Your instructions → Seek out every line containing the word "detached", and copy each.

+--

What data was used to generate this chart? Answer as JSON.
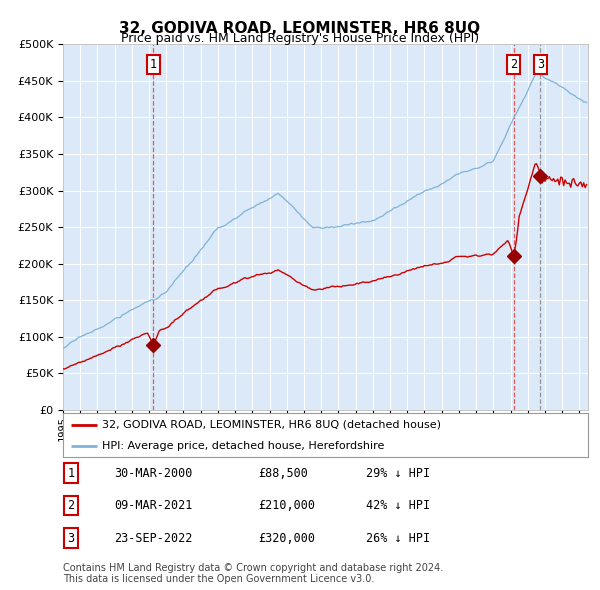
{
  "title": "32, GODIVA ROAD, LEOMINSTER, HR6 8UQ",
  "subtitle": "Price paid vs. HM Land Registry's House Price Index (HPI)",
  "background_color": "#ffffff",
  "plot_bg_color": "#dce9f8",
  "hpi_color": "#7fb3d9",
  "price_color": "#cc0000",
  "marker_color": "#990000",
  "grid_color": "#ffffff",
  "vline_red_color": "#dd4444",
  "vline_grey_color": "#888888",
  "transactions": [
    {
      "label": "1",
      "date": 2000.24,
      "price": 88500
    },
    {
      "label": "2",
      "date": 2021.18,
      "price": 210000
    },
    {
      "label": "3",
      "date": 2022.73,
      "price": 320000
    }
  ],
  "table_rows": [
    {
      "num": "1",
      "date": "30-MAR-2000",
      "price": "£88,500",
      "hpi": "29% ↓ HPI"
    },
    {
      "num": "2",
      "date": "09-MAR-2021",
      "price": "£210,000",
      "hpi": "42% ↓ HPI"
    },
    {
      "num": "3",
      "date": "23-SEP-2022",
      "price": "£320,000",
      "hpi": "26% ↓ HPI"
    }
  ],
  "legend_property": "32, GODIVA ROAD, LEOMINSTER, HR6 8UQ (detached house)",
  "legend_hpi": "HPI: Average price, detached house, Herefordshire",
  "footer_line1": "Contains HM Land Registry data © Crown copyright and database right 2024.",
  "footer_line2": "This data is licensed under the Open Government Licence v3.0.",
  "xmin": 1995.0,
  "xmax": 2025.5,
  "ymin": 0,
  "ymax": 500000,
  "yticks": [
    0,
    50000,
    100000,
    150000,
    200000,
    250000,
    300000,
    350000,
    400000,
    450000,
    500000
  ]
}
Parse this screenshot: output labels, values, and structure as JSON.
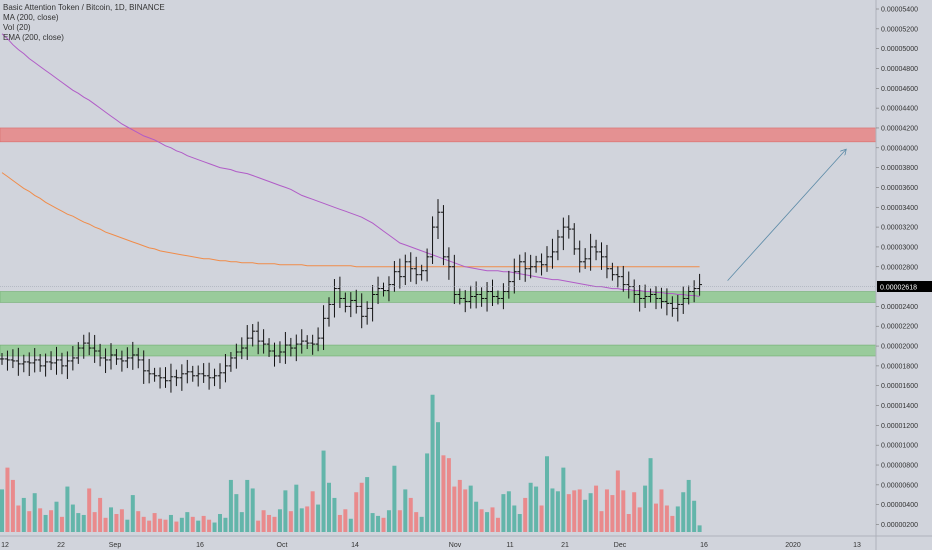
{
  "header": {
    "title": "Basic Attention Token / Bitcoin, 1D, BINANCE",
    "indicators": [
      "MA (200, close)",
      "Vol (20)",
      "EMA (200, close)"
    ]
  },
  "price_axis": {
    "labels": [
      "0.00005400",
      "0.00005200",
      "0.00005000",
      "0.00004800",
      "0.00004600",
      "0.00004400",
      "0.00004200",
      "0.00004000",
      "0.00003800",
      "0.00003600",
      "0.00003400",
      "0.00003200",
      "0.00003000",
      "0.00002800",
      "0.00002400",
      "0.00002200",
      "0.00002000",
      "0.00001800",
      "0.00001600",
      "0.00001400",
      "0.00001200",
      "0.00001000",
      "0.00000800",
      "0.00000600",
      "0.00000400",
      "0.00000200"
    ],
    "current_price_label": "0.00002618"
  },
  "time_axis": {
    "labels": [
      "12",
      "22",
      "Sep",
      "16",
      "Oct",
      "14",
      "Nov",
      "11",
      "21",
      "Dec",
      "16",
      "2020",
      "13"
    ]
  },
  "colors": {
    "background": "#d1d4dc",
    "candle": "#111111",
    "ma": "#b15cc7",
    "ema": "#f08c4a",
    "up_volume": "#63b5aa",
    "down_volume": "#e98a8c",
    "resistance_zone": "#e88585",
    "support_zone": "#8fc98f",
    "arrow": "#5b8aa7"
  },
  "chart_data": {
    "type": "candlestick",
    "symbol": "Basic Attention Token / Bitcoin",
    "interval": "1D",
    "exchange": "BINANCE",
    "ylim": [
      0,
      5.5e-05
    ],
    "current_price": 2.618e-05,
    "zones": [
      {
        "kind": "resistance",
        "low": 4.06e-05,
        "high": 4.2e-05
      },
      {
        "kind": "support",
        "low": 2.44e-05,
        "high": 2.55e-05
      },
      {
        "kind": "support",
        "low": 1.9e-05,
        "high": 2.01e-05
      }
    ],
    "closes": [
      1.87,
      1.86,
      1.85,
      1.82,
      1.84,
      1.83,
      1.86,
      1.8,
      1.84,
      1.83,
      1.86,
      1.8,
      1.85,
      1.88,
      1.98,
      2.03,
      1.98,
      1.95,
      1.88,
      1.86,
      1.91,
      1.87,
      1.85,
      1.88,
      1.91,
      1.86,
      1.75,
      1.72,
      1.7,
      1.68,
      1.65,
      1.69,
      1.68,
      1.72,
      1.74,
      1.7,
      1.72,
      1.7,
      1.68,
      1.7,
      1.73,
      1.8,
      1.88,
      1.94,
      1.98,
      2.08,
      2.15,
      2.05,
      2.02,
      1.95,
      1.9,
      1.94,
      2.01,
      1.98,
      2.02,
      2.05,
      2.03,
      2.02,
      2.08,
      2.28,
      2.42,
      2.58,
      2.48,
      2.4,
      2.46,
      2.4,
      2.3,
      2.38,
      2.52,
      2.58,
      2.56,
      2.62,
      2.75,
      2.7,
      2.85,
      2.78,
      2.72,
      2.76,
      2.9,
      3.2,
      3.35,
      2.9,
      2.8,
      2.52,
      2.48,
      2.45,
      2.5,
      2.52,
      2.48,
      2.55,
      2.5,
      2.48,
      2.55,
      2.65,
      2.75,
      2.85,
      2.78,
      2.8,
      2.85,
      2.82,
      2.9,
      2.95,
      3.1,
      3.2,
      3.18,
      2.98,
      2.85,
      2.88,
      3.0,
      2.95,
      2.9,
      2.78,
      2.72,
      2.7,
      2.62,
      2.6,
      2.52,
      2.48,
      2.5,
      2.52,
      2.48,
      2.45,
      2.43,
      2.38,
      2.42,
      2.48,
      2.55,
      2.58,
      2.62
    ],
    "volume_ylim": [
      0,
      1.5e-05
    ],
    "volumes": [
      4.5,
      6.8,
      5.5,
      2.8,
      3.6,
      2.2,
      4.1,
      2.5,
      1.8,
      2.3,
      3.2,
      1.6,
      4.8,
      2.9,
      2.0,
      1.8,
      4.6,
      2.1,
      3.6,
      1.5,
      2.6,
      1.9,
      2.4,
      1.3,
      3.9,
      2.2,
      1.6,
      1.2,
      2.0,
      1.4,
      1.3,
      1.8,
      1.1,
      1.5,
      2.1,
      1.6,
      1.2,
      1.7,
      1.3,
      1.0,
      1.9,
      1.5,
      5.5,
      4.0,
      2.1,
      5.5,
      4.6,
      1.2,
      2.3,
      1.8,
      1.6,
      2.4,
      4.4,
      2.2,
      5.0,
      2.5,
      2.7,
      4.3,
      2.9,
      8.6,
      5.2,
      3.6,
      1.8,
      2.4,
      1.4,
      4.2,
      5.2,
      5.8,
      2.0,
      1.7,
      1.5,
      2.3,
      7.0,
      2.3,
      4.5,
      3.6,
      2.1,
      1.6,
      8.3,
      14.5,
      11.6,
      8.1,
      7.8,
      4.8,
      5.5,
      4.5,
      4.9,
      3.2,
      2.4,
      2.1,
      2.6,
      1.5,
      4.0,
      4.3,
      2.8,
      1.9,
      3.6,
      5.2,
      4.8,
      2.8,
      8.0,
      4.6,
      4.3,
      6.8,
      4.0,
      4.4,
      4.5,
      3.4,
      4.1,
      4.9,
      2.2,
      4.5,
      3.9,
      6.5,
      4.4,
      1.9,
      4.2,
      2.6,
      4.9,
      7.8,
      3.0,
      4.5,
      2.8,
      1.7,
      2.7,
      4.2,
      5.5,
      3.3,
      0.7
    ],
    "ma200": [
      5.15,
      5.1,
      5.04,
      4.99,
      4.95,
      4.9,
      4.86,
      4.82,
      4.78,
      4.74,
      4.7,
      4.66,
      4.62,
      4.58,
      4.55,
      4.51,
      4.48,
      4.44,
      4.4,
      4.36,
      4.32,
      4.28,
      4.24,
      4.21,
      4.18,
      4.15,
      4.12,
      4.1,
      4.08,
      4.05,
      4.02,
      4.0,
      3.97,
      3.95,
      3.92,
      3.9,
      3.88,
      3.86,
      3.84,
      3.82,
      3.8,
      3.79,
      3.78,
      3.76,
      3.75,
      3.74,
      3.72,
      3.7,
      3.68,
      3.66,
      3.64,
      3.62,
      3.6,
      3.58,
      3.55,
      3.52,
      3.5,
      3.48,
      3.46,
      3.44,
      3.42,
      3.4,
      3.38,
      3.36,
      3.34,
      3.32,
      3.3,
      3.27,
      3.24,
      3.2,
      3.16,
      3.12,
      3.08,
      3.04,
      3.02,
      3.0,
      2.98,
      2.96,
      2.94,
      2.92,
      2.9,
      2.88,
      2.86,
      2.84,
      2.82,
      2.8,
      2.79,
      2.78,
      2.77,
      2.76,
      2.76,
      2.76,
      2.75,
      2.75,
      2.74,
      2.73,
      2.72,
      2.71,
      2.7,
      2.69,
      2.68,
      2.67,
      2.67,
      2.66,
      2.65,
      2.64,
      2.63,
      2.62,
      2.61,
      2.6,
      2.6,
      2.59,
      2.58,
      2.58,
      2.57,
      2.57,
      2.56,
      2.56,
      2.55,
      2.55,
      2.54,
      2.54,
      2.53,
      2.53,
      2.52,
      2.52,
      2.51,
      2.51,
      2.5
    ],
    "ema200": [
      3.75,
      3.71,
      3.67,
      3.63,
      3.59,
      3.56,
      3.52,
      3.49,
      3.45,
      3.42,
      3.39,
      3.36,
      3.33,
      3.31,
      3.28,
      3.25,
      3.23,
      3.2,
      3.18,
      3.15,
      3.13,
      3.11,
      3.09,
      3.07,
      3.05,
      3.03,
      3.01,
      2.99,
      2.98,
      2.96,
      2.95,
      2.94,
      2.93,
      2.92,
      2.91,
      2.9,
      2.89,
      2.88,
      2.88,
      2.87,
      2.86,
      2.86,
      2.85,
      2.85,
      2.84,
      2.84,
      2.84,
      2.83,
      2.83,
      2.83,
      2.83,
      2.82,
      2.82,
      2.82,
      2.82,
      2.82,
      2.81,
      2.81,
      2.81,
      2.81,
      2.81,
      2.81,
      2.81,
      2.81,
      2.81,
      2.8,
      2.8,
      2.8,
      2.8,
      2.8,
      2.8,
      2.8,
      2.8,
      2.8,
      2.8,
      2.8,
      2.8,
      2.8,
      2.8,
      2.8,
      2.8,
      2.8,
      2.8,
      2.8,
      2.8,
      2.8,
      2.8,
      2.8,
      2.8,
      2.8,
      2.8,
      2.8,
      2.8,
      2.8,
      2.8,
      2.8,
      2.8,
      2.8,
      2.8,
      2.8,
      2.8,
      2.8,
      2.8,
      2.8,
      2.8,
      2.8,
      2.8,
      2.8,
      2.8,
      2.8,
      2.8,
      2.8,
      2.8,
      2.8,
      2.8,
      2.8,
      2.8,
      2.8,
      2.8,
      2.8,
      2.8,
      2.8,
      2.8,
      2.8,
      2.8,
      2.8,
      2.8,
      2.8,
      2.8
    ],
    "projection_arrow": {
      "start_price": 2.62e-05,
      "end_price": 3.98e-05,
      "start_index": 128,
      "end_index": 146
    }
  }
}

+--

Reply to the exercise →
  "legend_property": "32, GODIVA ROAD, LEOMINSTER, HR6 8UQ (detached house)",
  "legend_hpi": "HPI: Average price, detached house, Herefordshire",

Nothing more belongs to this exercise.